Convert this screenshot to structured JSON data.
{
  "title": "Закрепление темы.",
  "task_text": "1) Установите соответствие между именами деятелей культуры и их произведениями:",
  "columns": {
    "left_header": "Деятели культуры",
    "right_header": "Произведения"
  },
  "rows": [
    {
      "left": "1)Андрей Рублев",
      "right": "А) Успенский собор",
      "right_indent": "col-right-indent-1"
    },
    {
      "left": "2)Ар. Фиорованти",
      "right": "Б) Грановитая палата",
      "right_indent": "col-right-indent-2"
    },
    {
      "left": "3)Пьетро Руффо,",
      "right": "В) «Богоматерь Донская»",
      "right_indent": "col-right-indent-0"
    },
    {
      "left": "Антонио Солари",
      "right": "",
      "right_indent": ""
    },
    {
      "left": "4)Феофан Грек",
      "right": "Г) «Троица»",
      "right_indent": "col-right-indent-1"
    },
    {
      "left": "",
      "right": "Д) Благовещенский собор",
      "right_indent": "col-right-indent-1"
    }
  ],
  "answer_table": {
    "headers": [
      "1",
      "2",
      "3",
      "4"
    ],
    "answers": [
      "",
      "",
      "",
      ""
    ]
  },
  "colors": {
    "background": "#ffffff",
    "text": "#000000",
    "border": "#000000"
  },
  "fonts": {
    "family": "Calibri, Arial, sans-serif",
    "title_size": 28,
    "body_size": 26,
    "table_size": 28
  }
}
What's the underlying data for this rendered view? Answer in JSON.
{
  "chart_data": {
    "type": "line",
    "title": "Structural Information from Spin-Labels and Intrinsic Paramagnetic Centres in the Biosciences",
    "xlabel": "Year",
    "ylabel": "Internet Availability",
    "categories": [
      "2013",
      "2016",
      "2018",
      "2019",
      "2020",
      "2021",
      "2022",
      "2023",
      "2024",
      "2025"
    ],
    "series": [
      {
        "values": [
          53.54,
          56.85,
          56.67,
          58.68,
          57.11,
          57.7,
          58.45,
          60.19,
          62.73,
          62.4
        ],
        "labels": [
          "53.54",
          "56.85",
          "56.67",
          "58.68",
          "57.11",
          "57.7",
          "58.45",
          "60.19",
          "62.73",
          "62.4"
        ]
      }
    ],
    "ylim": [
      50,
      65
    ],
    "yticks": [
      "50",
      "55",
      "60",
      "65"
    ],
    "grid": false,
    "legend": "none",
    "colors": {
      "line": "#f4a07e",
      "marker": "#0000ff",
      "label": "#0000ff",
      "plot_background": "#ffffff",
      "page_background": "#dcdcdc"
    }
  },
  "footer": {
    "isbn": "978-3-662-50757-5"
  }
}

============

EXERCISE DIRECTIONS> Every entry must be retyped in full, exactly as given.

FINAL RESULT>
Convert this screenshot to structured JSON data.
{
  "title": "Закрепление темы.",
  "task_text": "1) Установите соответствие между именами деятелей культуры и их произведениями:",
  "columns": {
    "left_header": "Деятели культуры",
    "right_header": "Произведения"
  },
  "rows": [
    {
      "left": "1)Андрей Рублев",
      "right": "А) Успенский собор",
      "right_indent": "col-right-indent-1"
    },
    {
      "left": "2)Ар. Фиорованти",
      "right": "Б) Грановитая палата",
      "right_indent": "col-right-indent-2"
    },
    {
      "left": "3)Пьетро Руффо,",
      "right": "В) «Богоматерь Донская»",
      "right_indent": "col-right-indent-0"
    },
    {
      "left": "Антонио Солари",
      "right": "",
      "right_indent": ""
    },
    {
      "left": "4)Феофан Грек",
      "right": "Г) «Троица»",
      "right_indent": "col-right-indent-1"
    },
    {
      "left": "",
      "right": "Д) Благовещенский собор",
      "right_indent": "col-right-indent-1"
    }
  ],
  "answer_table": {
    "headers": [
      "1",
      "2",
      "3",
      "4"
    ],
    "answers": [
      "",
      "",
      "",
      ""
    ]
  },
  "colors": {
    "background": "#ffffff",
    "text": "#000000",
    "border": "#000000"
  },
  "fonts": {
    "family": "Calibri, Arial, sans-serif",
    "title_size": 28,
    "body_size": 26,
    "table_size": 28
  }
}
What's the underlying data for this rendered view? Answer in JSON.
{
  "chart_data": {
    "type": "line",
    "title": "Structural Information from Spin-Labels and Intrinsic Paramagnetic Centres in the Biosciences",
    "xlabel": "Year",
    "ylabel": "Internet Availability",
    "categories": [
      "2013",
      "2016",
      "2018",
      "2019",
      "2020",
      "2021",
      "2022",
      "2023",
      "2024",
      "2025"
    ],
    "series": [
      {
        "values": [
          53.54,
          56.85,
          56.67,
          58.68,
          57.11,
          57.7,
          58.45,
          60.19,
          62.73,
          62.4
        ],
        "labels": [
          "53.54",
          "56.85",
          "56.67",
          "58.68",
          "57.11",
          "57.7",
          "58.45",
          "60.19",
          "62.73",
          "62.4"
        ]
      }
    ],
    "ylim": [
      50,
      65
    ],
    "yticks": [
      "50",
      "55",
      "60",
      "65"
    ],
    "grid": false,
    "legend": "none",
    "colors": {
      "line": "#f4a07e",
      "marker": "#0000ff",
      "label": "#0000ff",
      "plot_background": "#ffffff",
      "page_background": "#dcdcdc"
    }
  },
  "footer": {
    "isbn": "978-3-662-50757-5"
  }
}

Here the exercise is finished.